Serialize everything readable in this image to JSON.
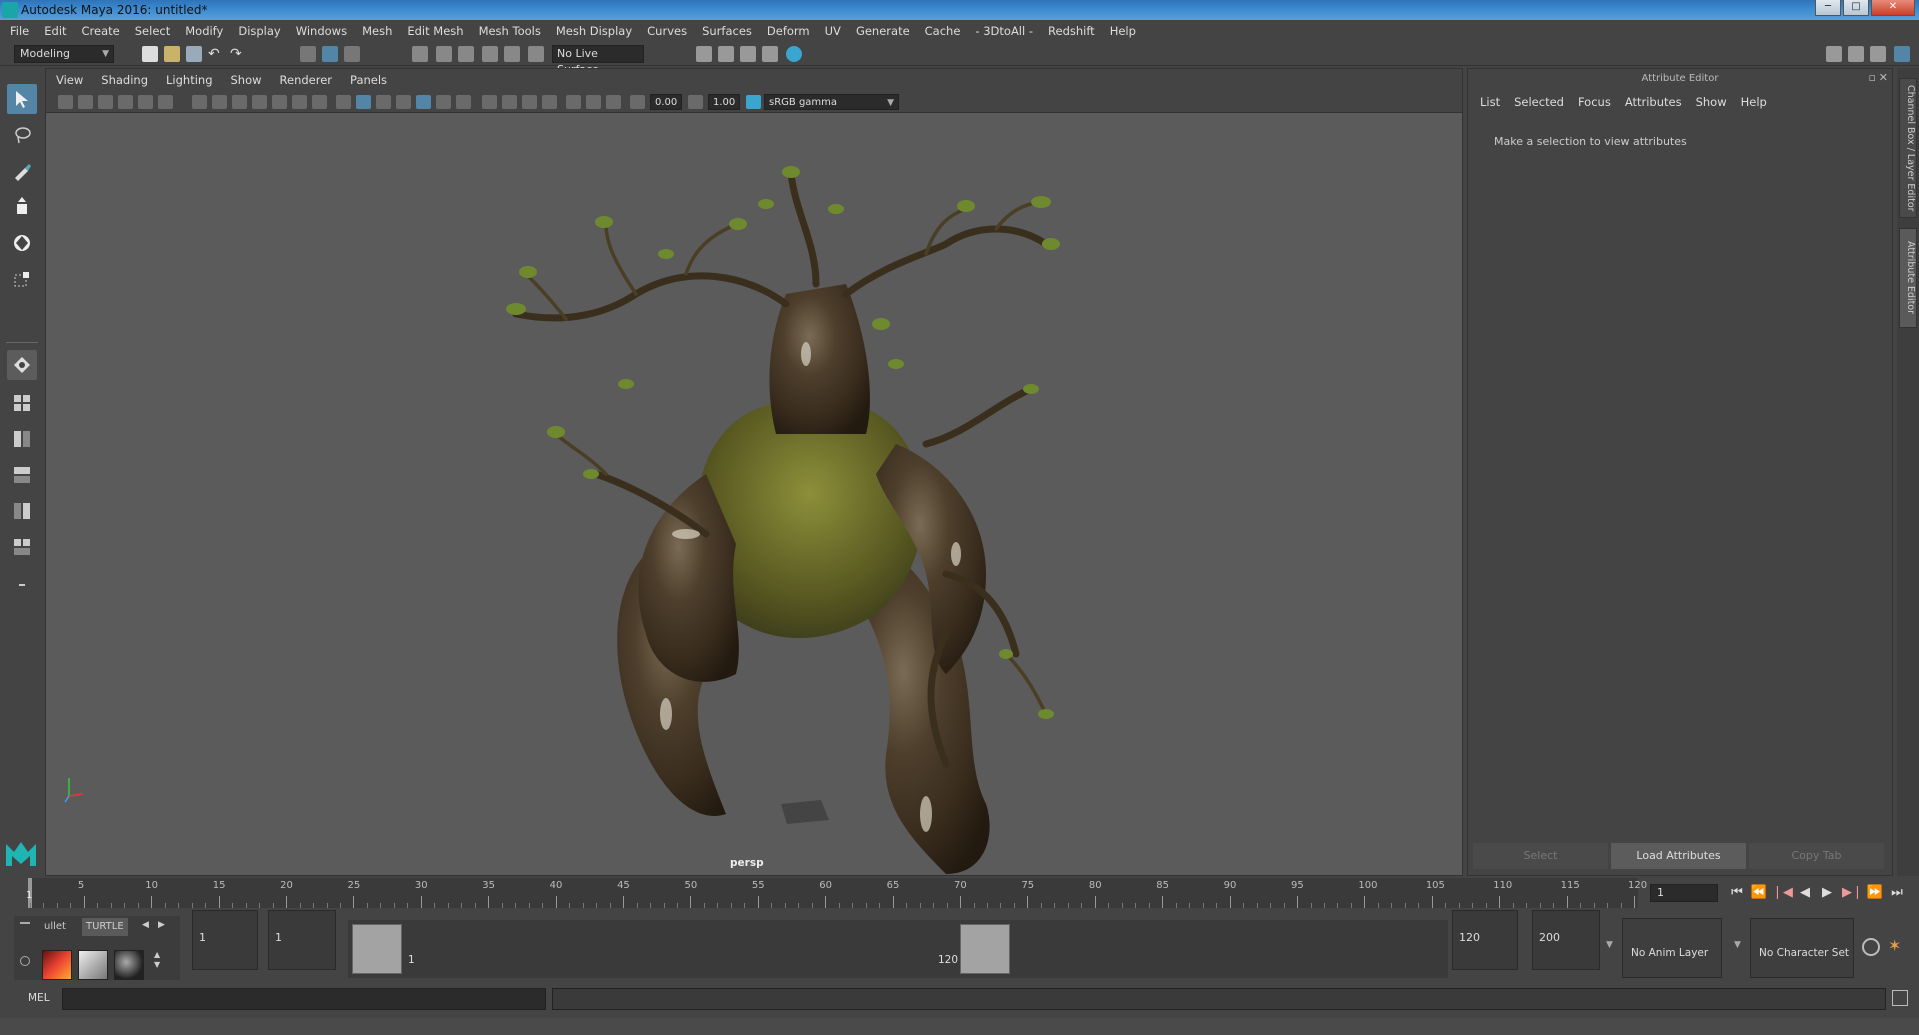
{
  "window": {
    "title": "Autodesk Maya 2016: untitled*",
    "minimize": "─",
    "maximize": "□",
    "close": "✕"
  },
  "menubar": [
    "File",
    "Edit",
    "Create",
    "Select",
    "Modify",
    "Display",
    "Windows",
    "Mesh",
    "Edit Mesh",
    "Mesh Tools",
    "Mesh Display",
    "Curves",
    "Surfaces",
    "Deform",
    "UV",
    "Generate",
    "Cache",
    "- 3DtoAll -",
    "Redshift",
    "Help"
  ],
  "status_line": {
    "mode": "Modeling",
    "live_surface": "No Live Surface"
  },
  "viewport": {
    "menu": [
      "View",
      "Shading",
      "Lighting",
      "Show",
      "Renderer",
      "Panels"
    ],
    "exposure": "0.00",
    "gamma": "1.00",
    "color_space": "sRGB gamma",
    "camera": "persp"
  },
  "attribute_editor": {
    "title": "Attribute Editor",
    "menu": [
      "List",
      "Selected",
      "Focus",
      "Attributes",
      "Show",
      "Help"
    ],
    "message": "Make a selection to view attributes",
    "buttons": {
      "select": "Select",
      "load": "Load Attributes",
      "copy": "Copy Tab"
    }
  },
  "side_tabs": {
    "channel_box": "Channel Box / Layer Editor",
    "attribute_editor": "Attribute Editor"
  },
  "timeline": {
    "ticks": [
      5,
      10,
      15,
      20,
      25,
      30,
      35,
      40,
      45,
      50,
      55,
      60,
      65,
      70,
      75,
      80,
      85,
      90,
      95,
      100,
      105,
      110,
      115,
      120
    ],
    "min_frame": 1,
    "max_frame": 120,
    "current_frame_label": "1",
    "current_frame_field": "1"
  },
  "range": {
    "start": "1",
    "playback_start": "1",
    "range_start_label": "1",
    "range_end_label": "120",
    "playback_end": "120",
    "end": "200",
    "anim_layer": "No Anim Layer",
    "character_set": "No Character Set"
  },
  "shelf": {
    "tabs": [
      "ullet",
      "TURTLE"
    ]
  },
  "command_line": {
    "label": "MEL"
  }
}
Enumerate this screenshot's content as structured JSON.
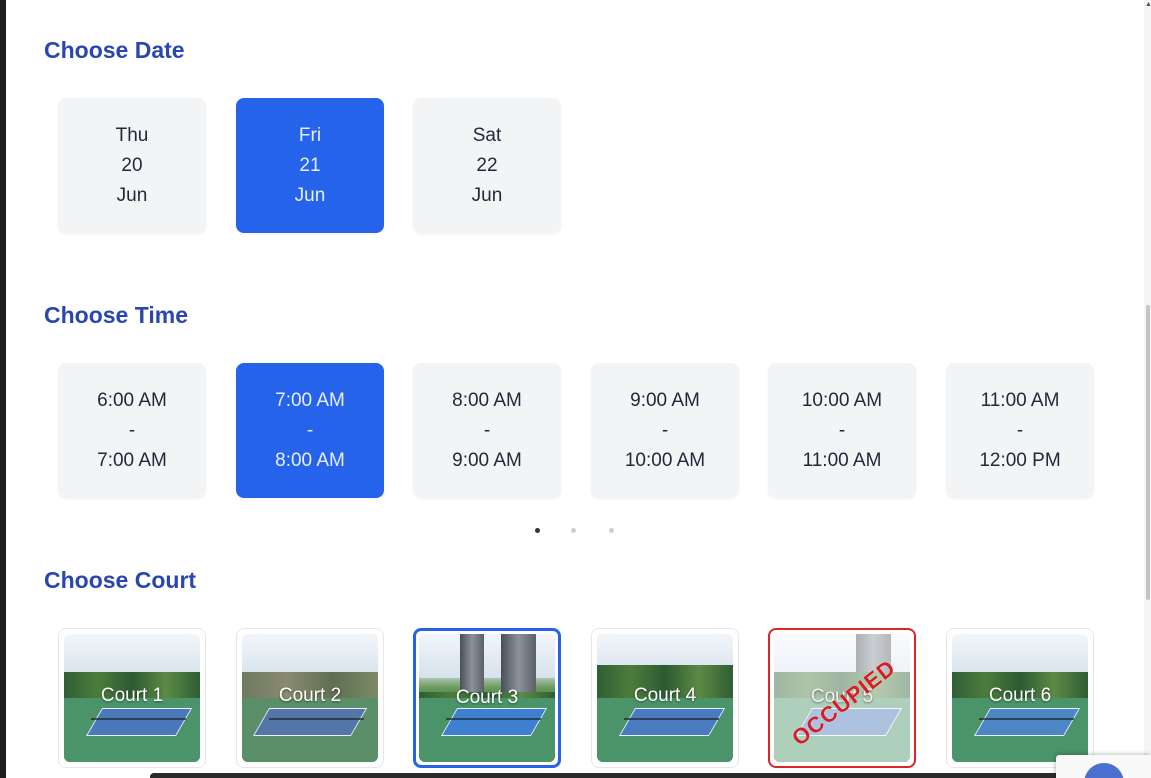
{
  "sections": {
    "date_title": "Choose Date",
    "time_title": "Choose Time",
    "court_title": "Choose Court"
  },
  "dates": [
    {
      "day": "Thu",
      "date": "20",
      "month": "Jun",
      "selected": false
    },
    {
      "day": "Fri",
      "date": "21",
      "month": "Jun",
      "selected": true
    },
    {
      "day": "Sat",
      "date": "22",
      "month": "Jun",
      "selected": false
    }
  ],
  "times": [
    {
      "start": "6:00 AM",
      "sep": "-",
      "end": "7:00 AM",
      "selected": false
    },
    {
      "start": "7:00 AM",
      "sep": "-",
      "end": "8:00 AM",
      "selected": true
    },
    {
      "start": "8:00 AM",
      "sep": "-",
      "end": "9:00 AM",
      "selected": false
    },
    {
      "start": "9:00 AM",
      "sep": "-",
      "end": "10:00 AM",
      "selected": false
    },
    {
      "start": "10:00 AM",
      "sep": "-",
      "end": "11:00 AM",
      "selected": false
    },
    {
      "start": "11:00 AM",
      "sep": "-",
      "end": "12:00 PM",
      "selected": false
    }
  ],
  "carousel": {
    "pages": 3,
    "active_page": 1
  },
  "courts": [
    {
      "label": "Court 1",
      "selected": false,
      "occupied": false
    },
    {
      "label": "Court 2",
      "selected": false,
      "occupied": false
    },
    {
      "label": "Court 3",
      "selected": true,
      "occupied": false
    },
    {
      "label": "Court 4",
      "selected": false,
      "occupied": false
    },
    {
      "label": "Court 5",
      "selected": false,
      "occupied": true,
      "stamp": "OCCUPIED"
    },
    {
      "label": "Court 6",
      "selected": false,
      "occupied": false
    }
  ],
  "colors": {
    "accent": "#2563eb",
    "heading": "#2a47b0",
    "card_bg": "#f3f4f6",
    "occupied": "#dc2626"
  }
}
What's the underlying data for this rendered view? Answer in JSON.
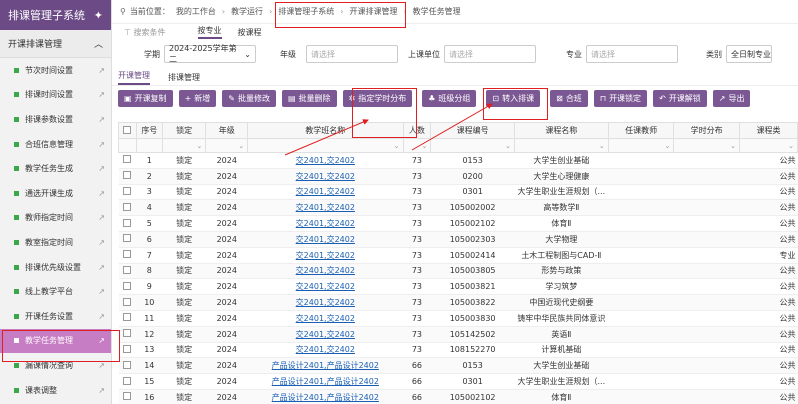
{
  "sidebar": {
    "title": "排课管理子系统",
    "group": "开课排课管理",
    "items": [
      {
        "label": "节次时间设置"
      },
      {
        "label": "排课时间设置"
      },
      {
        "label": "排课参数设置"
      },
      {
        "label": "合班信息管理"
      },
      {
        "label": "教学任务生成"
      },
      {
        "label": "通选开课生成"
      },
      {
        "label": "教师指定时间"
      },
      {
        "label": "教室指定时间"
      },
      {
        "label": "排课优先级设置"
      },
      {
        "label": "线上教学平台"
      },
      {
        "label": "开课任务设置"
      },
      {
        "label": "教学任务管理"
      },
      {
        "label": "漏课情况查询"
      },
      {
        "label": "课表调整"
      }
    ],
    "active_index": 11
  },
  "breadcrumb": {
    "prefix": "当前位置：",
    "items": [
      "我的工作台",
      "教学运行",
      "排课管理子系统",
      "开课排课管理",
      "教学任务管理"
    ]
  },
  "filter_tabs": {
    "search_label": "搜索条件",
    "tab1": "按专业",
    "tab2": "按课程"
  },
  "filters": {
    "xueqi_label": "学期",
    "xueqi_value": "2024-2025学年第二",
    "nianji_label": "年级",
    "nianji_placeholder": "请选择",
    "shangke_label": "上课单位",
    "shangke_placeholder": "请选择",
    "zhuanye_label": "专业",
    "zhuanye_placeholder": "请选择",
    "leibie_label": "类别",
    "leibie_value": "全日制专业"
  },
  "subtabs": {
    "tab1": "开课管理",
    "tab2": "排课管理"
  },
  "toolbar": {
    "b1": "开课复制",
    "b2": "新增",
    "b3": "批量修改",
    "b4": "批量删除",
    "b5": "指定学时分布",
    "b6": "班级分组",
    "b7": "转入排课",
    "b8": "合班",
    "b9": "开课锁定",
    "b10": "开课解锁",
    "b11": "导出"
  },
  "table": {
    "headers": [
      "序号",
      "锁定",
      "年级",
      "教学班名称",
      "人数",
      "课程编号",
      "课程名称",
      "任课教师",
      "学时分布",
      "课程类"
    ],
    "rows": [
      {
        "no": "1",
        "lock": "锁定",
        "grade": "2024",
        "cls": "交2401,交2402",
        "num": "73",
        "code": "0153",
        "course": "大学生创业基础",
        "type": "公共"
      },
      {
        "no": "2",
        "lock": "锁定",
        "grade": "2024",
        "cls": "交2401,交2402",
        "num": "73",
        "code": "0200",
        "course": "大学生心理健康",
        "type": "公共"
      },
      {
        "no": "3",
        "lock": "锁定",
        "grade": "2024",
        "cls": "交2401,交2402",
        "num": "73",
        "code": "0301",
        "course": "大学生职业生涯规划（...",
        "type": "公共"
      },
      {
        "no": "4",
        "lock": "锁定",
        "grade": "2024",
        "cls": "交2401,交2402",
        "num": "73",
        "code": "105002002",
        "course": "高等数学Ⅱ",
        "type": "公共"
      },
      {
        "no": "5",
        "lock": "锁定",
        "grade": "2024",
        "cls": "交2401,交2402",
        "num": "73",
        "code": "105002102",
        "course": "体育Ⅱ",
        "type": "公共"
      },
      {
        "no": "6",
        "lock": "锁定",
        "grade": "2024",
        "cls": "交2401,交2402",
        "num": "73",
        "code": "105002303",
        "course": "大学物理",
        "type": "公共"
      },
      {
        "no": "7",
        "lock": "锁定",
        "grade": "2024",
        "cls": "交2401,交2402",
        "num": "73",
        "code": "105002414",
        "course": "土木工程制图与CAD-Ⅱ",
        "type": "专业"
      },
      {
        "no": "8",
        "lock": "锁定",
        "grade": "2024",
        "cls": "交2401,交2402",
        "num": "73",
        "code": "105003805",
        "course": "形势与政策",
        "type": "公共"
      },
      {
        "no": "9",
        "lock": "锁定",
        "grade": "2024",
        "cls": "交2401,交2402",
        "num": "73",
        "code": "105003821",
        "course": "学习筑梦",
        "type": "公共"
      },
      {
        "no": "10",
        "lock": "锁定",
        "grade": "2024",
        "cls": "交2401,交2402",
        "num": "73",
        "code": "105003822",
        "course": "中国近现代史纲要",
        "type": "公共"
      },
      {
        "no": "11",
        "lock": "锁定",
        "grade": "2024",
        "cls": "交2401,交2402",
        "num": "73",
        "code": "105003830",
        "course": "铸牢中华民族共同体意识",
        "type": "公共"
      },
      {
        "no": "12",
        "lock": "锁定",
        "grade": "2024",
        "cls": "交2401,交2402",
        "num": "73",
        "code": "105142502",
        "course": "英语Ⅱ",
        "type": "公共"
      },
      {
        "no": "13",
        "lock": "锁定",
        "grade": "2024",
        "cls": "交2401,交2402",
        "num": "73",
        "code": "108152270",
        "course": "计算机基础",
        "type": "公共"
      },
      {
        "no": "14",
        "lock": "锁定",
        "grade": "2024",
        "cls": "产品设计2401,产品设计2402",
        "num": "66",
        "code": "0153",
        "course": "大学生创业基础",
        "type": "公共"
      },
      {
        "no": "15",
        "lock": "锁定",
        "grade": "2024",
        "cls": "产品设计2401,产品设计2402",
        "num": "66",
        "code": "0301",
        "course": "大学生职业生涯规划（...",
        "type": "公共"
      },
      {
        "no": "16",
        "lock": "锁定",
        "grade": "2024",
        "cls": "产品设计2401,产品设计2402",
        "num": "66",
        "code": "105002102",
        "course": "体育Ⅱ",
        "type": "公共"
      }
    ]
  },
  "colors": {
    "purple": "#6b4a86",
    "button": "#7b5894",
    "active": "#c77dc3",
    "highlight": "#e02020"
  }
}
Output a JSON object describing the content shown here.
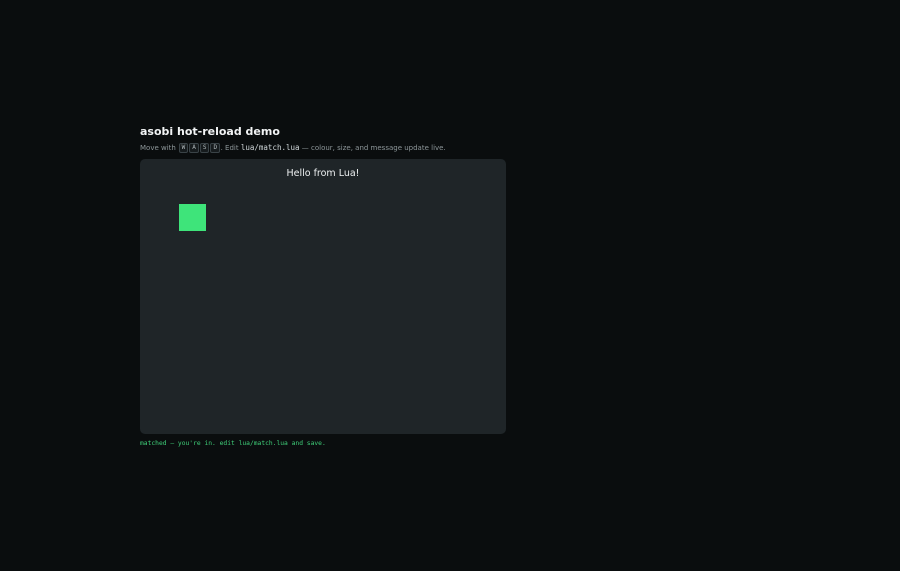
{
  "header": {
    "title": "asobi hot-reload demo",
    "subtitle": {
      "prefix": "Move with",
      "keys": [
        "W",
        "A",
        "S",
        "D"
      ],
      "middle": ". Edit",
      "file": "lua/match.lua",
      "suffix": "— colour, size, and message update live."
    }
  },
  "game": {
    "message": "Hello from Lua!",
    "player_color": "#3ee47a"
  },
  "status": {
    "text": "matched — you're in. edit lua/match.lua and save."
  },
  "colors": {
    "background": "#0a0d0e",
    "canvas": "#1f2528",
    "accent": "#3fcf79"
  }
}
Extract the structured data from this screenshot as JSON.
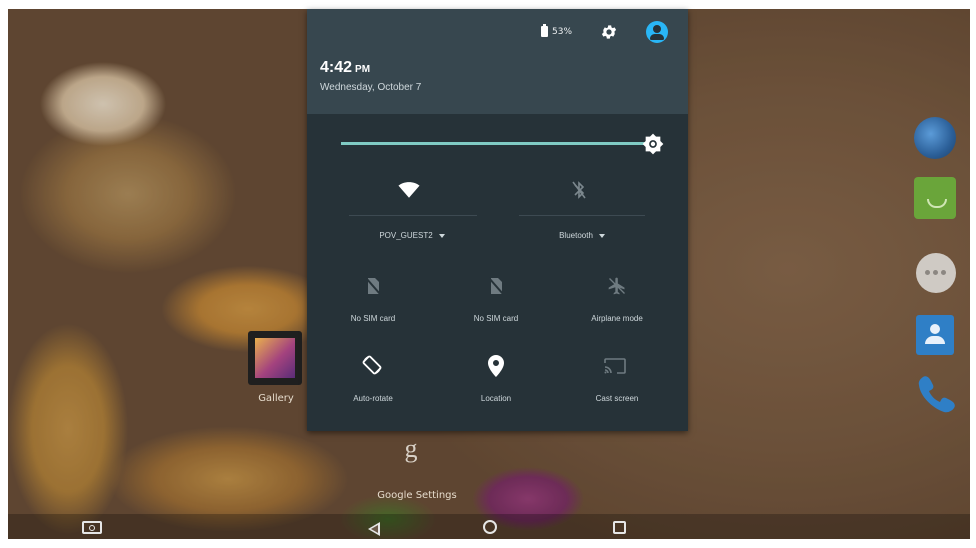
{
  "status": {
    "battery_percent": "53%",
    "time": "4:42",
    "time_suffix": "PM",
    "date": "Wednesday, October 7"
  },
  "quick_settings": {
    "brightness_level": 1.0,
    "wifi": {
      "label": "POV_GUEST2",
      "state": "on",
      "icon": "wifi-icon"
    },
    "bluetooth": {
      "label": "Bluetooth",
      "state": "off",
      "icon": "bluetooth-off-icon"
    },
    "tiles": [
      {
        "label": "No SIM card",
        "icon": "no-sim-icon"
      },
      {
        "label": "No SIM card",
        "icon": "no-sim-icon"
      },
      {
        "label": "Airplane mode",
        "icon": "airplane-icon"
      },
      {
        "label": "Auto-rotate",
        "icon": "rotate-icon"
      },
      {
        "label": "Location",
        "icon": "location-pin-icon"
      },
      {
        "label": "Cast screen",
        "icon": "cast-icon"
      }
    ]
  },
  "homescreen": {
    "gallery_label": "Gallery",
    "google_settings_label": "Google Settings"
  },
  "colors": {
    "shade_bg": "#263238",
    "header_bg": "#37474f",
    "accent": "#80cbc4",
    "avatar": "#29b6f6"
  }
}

☆ ☆ ☆ ☆ ☆

Show the lines of the data that hold the word "Choose".

* [Problem solution]:
    "date_title": "Choose Date",
    "time_title": "Choose Time",
    "court_title": "Choose Court"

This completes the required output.